▶ [Collected data entries]
* Start *

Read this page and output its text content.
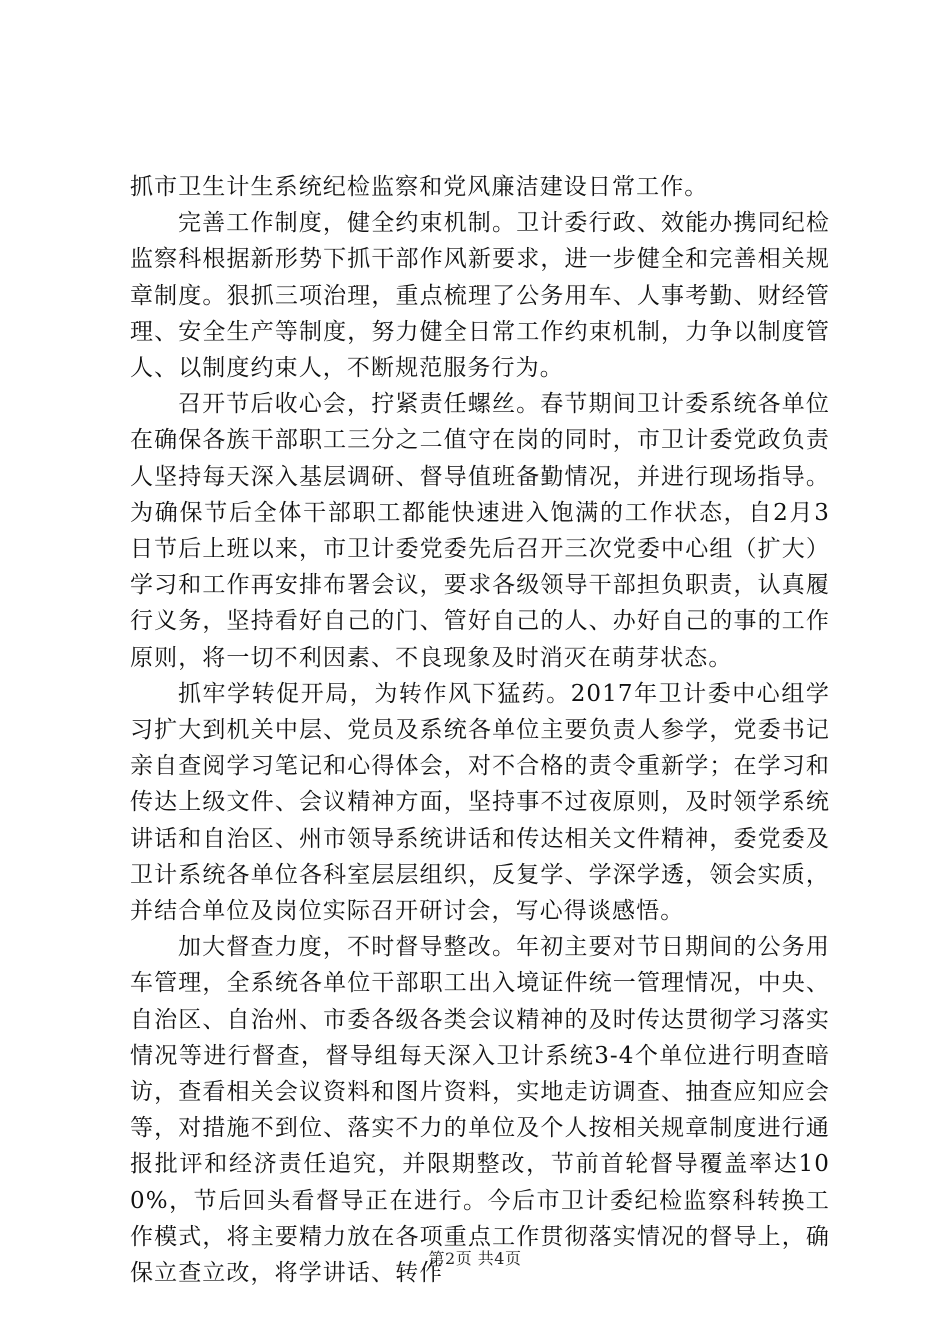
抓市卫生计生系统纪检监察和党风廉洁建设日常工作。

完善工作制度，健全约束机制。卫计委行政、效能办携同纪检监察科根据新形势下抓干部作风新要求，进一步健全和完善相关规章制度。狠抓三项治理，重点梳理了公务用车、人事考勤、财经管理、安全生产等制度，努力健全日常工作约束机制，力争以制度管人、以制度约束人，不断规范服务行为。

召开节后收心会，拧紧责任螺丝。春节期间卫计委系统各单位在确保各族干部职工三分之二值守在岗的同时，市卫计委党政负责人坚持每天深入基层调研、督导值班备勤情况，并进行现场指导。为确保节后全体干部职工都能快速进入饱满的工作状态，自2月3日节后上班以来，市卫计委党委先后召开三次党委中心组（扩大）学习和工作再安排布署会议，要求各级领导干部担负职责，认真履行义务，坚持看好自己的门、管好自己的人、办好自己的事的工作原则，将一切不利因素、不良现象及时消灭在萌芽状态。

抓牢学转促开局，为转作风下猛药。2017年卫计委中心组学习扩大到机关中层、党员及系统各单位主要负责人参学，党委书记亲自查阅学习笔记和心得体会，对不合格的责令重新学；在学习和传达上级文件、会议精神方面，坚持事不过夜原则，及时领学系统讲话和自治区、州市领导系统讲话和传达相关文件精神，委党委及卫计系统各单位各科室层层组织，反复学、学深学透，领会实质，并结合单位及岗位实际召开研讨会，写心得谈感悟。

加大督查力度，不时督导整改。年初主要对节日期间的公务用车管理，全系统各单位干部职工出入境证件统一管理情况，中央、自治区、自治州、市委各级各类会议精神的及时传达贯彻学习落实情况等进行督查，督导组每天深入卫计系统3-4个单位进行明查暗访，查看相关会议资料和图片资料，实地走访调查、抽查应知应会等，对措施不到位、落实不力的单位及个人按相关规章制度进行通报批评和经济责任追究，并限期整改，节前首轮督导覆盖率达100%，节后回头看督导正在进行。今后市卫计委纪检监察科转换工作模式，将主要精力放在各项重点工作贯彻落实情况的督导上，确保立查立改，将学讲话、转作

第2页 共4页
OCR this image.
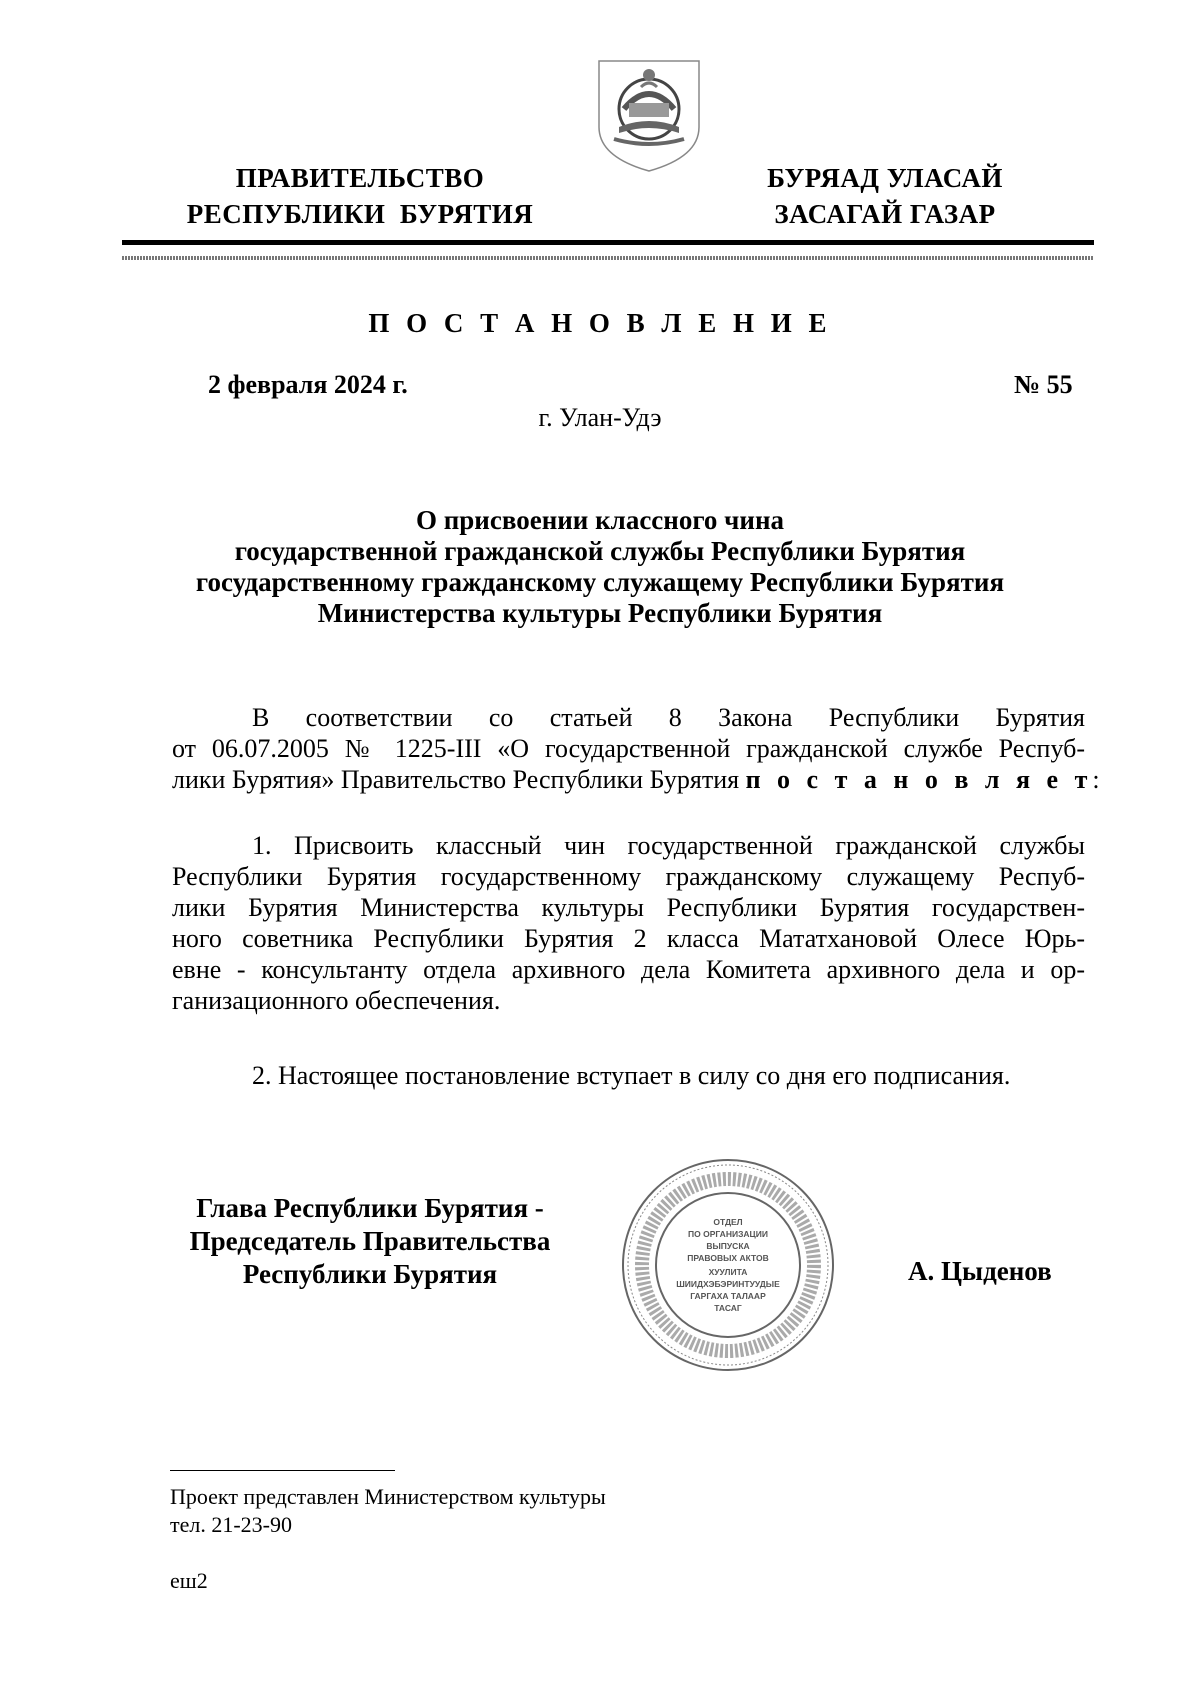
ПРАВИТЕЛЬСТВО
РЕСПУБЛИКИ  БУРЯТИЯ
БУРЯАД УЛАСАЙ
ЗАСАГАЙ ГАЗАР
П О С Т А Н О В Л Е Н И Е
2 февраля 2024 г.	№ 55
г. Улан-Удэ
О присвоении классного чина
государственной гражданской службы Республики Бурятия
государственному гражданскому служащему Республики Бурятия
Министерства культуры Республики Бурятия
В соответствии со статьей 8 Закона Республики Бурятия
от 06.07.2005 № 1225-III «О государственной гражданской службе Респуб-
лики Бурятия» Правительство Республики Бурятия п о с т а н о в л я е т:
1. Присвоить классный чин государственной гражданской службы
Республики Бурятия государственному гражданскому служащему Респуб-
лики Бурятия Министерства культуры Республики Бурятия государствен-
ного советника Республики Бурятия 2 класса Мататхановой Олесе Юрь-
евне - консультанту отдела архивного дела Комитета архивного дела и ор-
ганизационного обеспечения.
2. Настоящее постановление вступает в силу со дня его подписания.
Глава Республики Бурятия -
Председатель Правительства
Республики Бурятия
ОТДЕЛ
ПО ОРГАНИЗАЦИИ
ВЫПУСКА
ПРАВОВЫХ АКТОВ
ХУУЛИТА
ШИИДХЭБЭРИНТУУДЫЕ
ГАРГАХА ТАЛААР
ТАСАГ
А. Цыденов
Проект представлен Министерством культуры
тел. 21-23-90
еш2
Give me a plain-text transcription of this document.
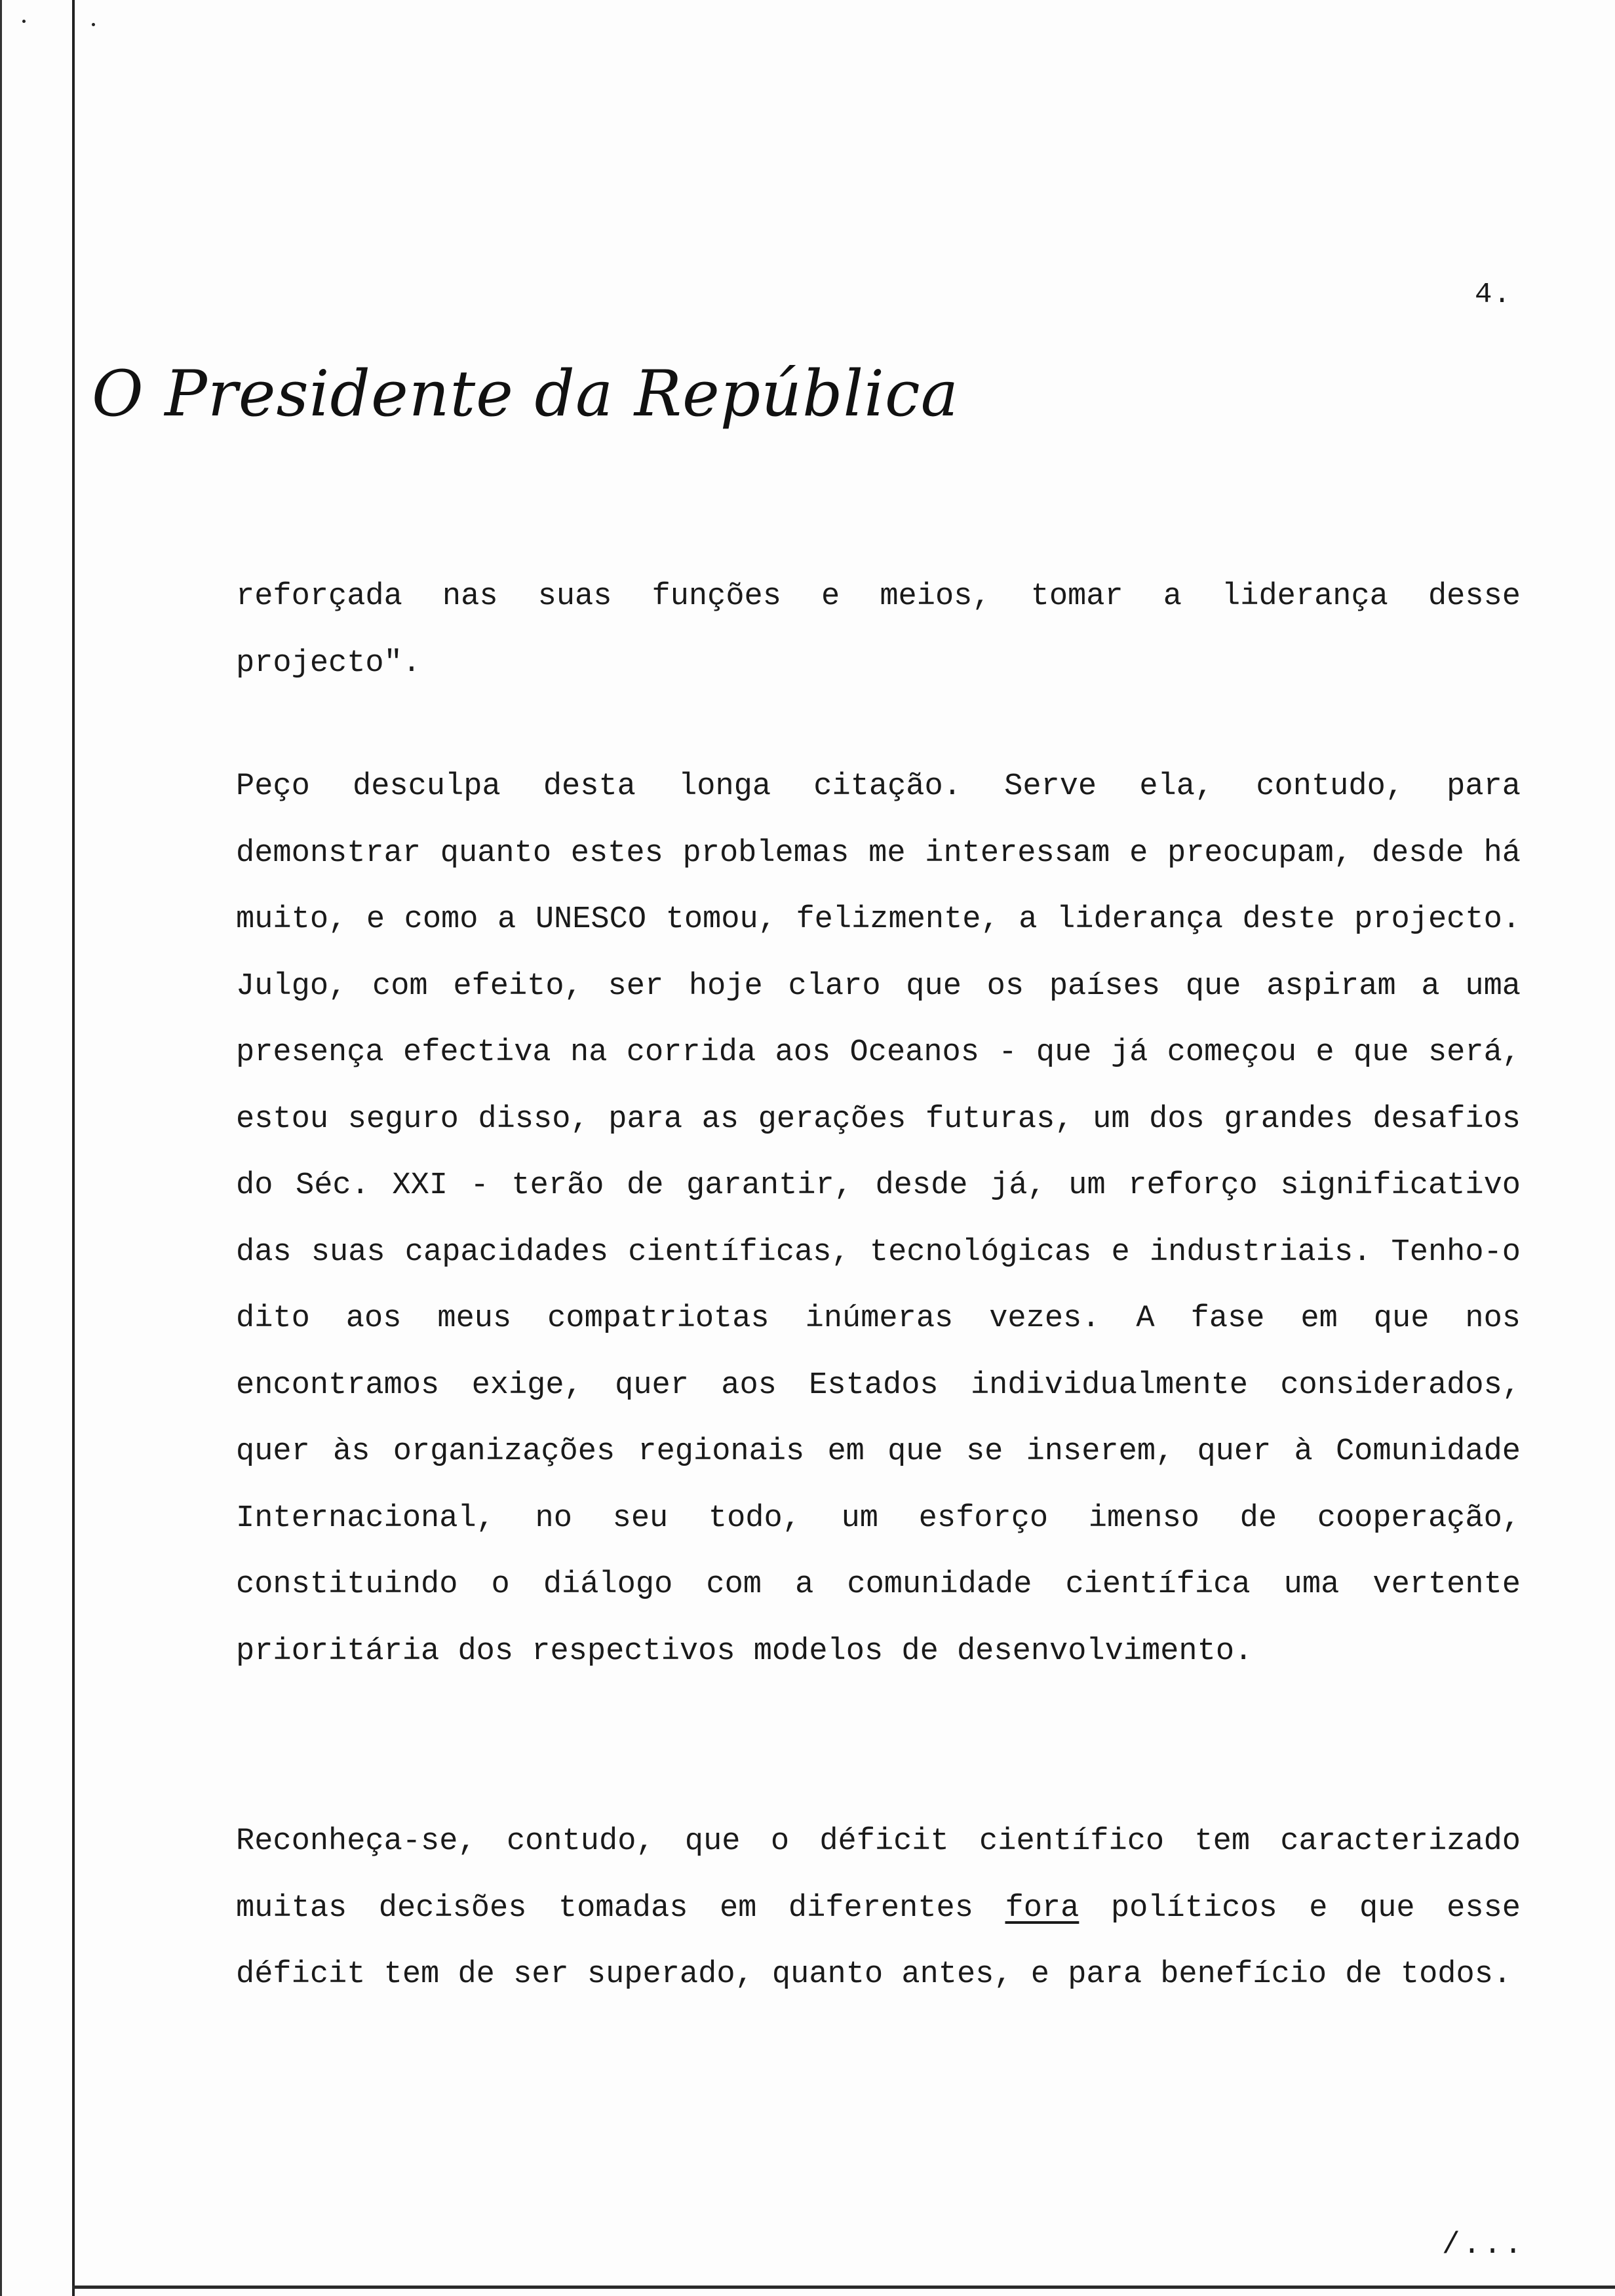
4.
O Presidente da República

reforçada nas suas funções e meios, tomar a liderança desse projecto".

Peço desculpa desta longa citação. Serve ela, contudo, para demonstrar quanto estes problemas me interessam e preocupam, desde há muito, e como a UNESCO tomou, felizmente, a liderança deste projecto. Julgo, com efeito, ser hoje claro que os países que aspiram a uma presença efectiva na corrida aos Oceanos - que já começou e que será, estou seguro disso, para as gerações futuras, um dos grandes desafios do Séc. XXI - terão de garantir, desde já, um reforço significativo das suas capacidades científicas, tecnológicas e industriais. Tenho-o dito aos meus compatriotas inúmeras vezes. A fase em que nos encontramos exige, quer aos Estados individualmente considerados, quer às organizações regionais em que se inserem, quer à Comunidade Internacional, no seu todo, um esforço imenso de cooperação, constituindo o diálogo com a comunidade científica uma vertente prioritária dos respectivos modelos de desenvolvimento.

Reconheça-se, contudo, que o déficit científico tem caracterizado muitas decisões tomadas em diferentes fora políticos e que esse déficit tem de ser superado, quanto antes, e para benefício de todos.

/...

* End *

Find each line holding "Министерства". Copy it out.

▶ [Problem solution]
Министерства культуры Республики Бурятия
лики Бурятия Министерства культуры Республики Бурятия государствен-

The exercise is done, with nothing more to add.